Coordinate annotation records:
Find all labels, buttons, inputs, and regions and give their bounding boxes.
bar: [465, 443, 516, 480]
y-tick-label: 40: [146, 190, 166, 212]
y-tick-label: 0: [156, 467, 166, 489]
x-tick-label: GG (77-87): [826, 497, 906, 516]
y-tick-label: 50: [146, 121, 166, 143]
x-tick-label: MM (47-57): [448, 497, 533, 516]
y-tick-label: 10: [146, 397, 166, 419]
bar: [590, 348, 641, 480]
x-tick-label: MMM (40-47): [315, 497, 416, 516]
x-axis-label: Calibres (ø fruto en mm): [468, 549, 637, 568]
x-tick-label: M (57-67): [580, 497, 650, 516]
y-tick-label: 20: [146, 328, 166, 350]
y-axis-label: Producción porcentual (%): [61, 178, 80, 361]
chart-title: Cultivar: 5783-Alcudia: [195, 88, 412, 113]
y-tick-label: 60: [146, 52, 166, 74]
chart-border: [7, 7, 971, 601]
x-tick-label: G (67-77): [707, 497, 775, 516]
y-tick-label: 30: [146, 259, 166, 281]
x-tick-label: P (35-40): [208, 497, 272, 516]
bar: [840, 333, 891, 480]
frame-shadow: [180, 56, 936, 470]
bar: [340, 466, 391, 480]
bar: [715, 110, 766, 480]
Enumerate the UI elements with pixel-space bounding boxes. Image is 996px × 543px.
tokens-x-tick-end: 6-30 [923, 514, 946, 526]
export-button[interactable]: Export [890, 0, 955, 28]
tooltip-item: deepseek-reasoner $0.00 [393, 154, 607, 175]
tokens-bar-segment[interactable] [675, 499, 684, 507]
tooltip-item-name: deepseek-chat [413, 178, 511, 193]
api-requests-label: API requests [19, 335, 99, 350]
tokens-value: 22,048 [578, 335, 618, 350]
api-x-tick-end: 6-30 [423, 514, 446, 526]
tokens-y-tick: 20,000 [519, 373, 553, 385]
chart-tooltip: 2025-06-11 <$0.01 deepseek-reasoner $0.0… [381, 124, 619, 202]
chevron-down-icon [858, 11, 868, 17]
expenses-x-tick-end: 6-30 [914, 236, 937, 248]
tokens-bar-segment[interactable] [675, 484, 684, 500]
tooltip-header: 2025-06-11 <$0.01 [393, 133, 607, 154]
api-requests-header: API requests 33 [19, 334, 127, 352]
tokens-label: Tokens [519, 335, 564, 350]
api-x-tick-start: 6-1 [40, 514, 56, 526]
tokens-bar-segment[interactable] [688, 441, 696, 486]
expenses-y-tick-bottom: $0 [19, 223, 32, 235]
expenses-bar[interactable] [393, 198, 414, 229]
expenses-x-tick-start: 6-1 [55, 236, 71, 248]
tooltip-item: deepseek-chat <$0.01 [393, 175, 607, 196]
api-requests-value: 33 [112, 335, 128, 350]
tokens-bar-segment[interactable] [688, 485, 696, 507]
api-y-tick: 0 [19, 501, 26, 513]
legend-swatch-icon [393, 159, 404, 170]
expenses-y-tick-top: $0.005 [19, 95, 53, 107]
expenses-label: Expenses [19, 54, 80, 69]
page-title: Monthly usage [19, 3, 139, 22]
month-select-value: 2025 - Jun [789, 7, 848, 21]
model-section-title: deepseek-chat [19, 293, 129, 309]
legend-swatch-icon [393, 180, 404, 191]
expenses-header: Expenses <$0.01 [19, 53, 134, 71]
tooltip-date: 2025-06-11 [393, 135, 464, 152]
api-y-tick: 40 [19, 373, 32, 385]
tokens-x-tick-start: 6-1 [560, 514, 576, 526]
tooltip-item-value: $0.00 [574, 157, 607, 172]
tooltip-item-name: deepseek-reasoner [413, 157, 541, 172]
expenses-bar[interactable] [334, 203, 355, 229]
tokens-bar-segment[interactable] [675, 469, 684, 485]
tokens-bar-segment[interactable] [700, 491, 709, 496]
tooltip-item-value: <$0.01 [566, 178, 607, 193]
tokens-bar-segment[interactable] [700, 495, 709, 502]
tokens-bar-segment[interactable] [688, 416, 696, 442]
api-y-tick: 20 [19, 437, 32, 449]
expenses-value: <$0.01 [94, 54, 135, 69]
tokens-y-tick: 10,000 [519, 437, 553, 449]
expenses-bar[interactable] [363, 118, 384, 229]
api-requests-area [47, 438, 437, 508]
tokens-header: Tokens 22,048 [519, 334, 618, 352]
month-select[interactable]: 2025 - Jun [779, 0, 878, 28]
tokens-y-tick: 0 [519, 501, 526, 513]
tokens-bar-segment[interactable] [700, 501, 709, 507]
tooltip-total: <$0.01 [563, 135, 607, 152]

REQUIREMENTS
Rewrite all the lines above so that each "deepseek-chat" becomes "deepseek-v3", with nothing else changed.

WRITTEN REPLY
Find all labels, buttons, inputs, and regions and give their bounding boxes.
bar: [465, 443, 516, 480]
y-tick-label: 40: [146, 190, 166, 212]
y-tick-label: 0: [156, 467, 166, 489]
x-tick-label: GG (77-87): [826, 497, 906, 516]
y-tick-label: 50: [146, 121, 166, 143]
x-tick-label: MM (47-57): [448, 497, 533, 516]
y-tick-label: 10: [146, 397, 166, 419]
bar: [590, 348, 641, 480]
x-tick-label: MMM (40-47): [315, 497, 416, 516]
x-axis-label: Calibres (ø fruto en mm): [468, 549, 637, 568]
x-tick-label: M (57-67): [580, 497, 650, 516]
y-tick-label: 20: [146, 328, 166, 350]
y-axis-label: Producción porcentual (%): [61, 178, 80, 361]
chart-title: Cultivar: 5783-Alcudia: [195, 88, 412, 113]
y-tick-label: 60: [146, 52, 166, 74]
chart-border: [7, 7, 971, 601]
x-tick-label: G (67-77): [707, 497, 775, 516]
y-tick-label: 30: [146, 259, 166, 281]
x-tick-label: P (35-40): [208, 497, 272, 516]
bar: [840, 333, 891, 480]
frame-shadow: [180, 56, 936, 470]
bar: [340, 466, 391, 480]
bar: [715, 110, 766, 480]
Enumerate the UI elements with pixel-space bounding boxes. Image is 996px × 543px.
tokens-x-tick-end: 6-30 [923, 514, 946, 526]
export-button[interactable]: Export [890, 0, 955, 28]
tooltip-item: deepseek-reasoner $0.00 [393, 154, 607, 175]
tokens-bar-segment[interactable] [675, 499, 684, 507]
tooltip-item-name: deepseek-v3 [413, 178, 511, 193]
api-requests-label: API requests [19, 335, 99, 350]
tokens-value: 22,048 [578, 335, 618, 350]
api-x-tick-end: 6-30 [423, 514, 446, 526]
tokens-y-tick: 20,000 [519, 373, 553, 385]
chart-tooltip: 2025-06-11 <$0.01 deepseek-reasoner $0.0… [381, 124, 619, 202]
chevron-down-icon [858, 11, 868, 17]
expenses-x-tick-end: 6-30 [914, 236, 937, 248]
tokens-bar-segment[interactable] [675, 484, 684, 500]
tooltip-header: 2025-06-11 <$0.01 [393, 133, 607, 154]
api-requests-header: API requests 33 [19, 334, 127, 352]
tokens-label: Tokens [519, 335, 564, 350]
api-x-tick-start: 6-1 [40, 514, 56, 526]
tokens-bar-segment[interactable] [688, 441, 696, 486]
expenses-y-tick-bottom: $0 [19, 223, 32, 235]
expenses-bar[interactable] [393, 198, 414, 229]
expenses-x-tick-start: 6-1 [55, 236, 71, 248]
tooltip-item: deepseek-v3 <$0.01 [393, 175, 607, 196]
api-requests-value: 33 [112, 335, 128, 350]
tokens-bar-segment[interactable] [688, 485, 696, 507]
api-y-tick: 0 [19, 501, 26, 513]
legend-swatch-icon [393, 159, 404, 170]
expenses-y-tick-top: $0.005 [19, 95, 53, 107]
expenses-label: Expenses [19, 54, 80, 69]
page-title: Monthly usage [19, 3, 139, 22]
month-select-value: 2025 - Jun [789, 7, 848, 21]
model-section-title: deepseek-v3 [19, 293, 129, 309]
legend-swatch-icon [393, 180, 404, 191]
expenses-header: Expenses <$0.01 [19, 53, 134, 71]
tooltip-date: 2025-06-11 [393, 135, 464, 152]
api-y-tick: 40 [19, 373, 32, 385]
tokens-x-tick-start: 6-1 [560, 514, 576, 526]
tooltip-item-value: $0.00 [574, 157, 607, 172]
tooltip-item-name: deepseek-reasoner [413, 157, 541, 172]
expenses-bar[interactable] [334, 203, 355, 229]
tokens-bar-segment[interactable] [675, 469, 684, 485]
tokens-bar-segment[interactable] [700, 491, 709, 496]
tooltip-item-value: <$0.01 [566, 178, 607, 193]
tokens-bar-segment[interactable] [700, 495, 709, 502]
tokens-bar-segment[interactable] [688, 416, 696, 442]
api-y-tick: 20 [19, 437, 32, 449]
expenses-value: <$0.01 [94, 54, 135, 69]
tokens-y-tick: 10,000 [519, 437, 553, 449]
expenses-bar[interactable] [363, 118, 384, 229]
api-requests-area [47, 438, 437, 508]
tokens-header: Tokens 22,048 [519, 334, 618, 352]
month-select[interactable]: 2025 - Jun [779, 0, 878, 28]
tokens-y-tick: 0 [519, 501, 526, 513]
tokens-bar-segment[interactable] [700, 501, 709, 507]
tooltip-total: <$0.01 [563, 135, 607, 152]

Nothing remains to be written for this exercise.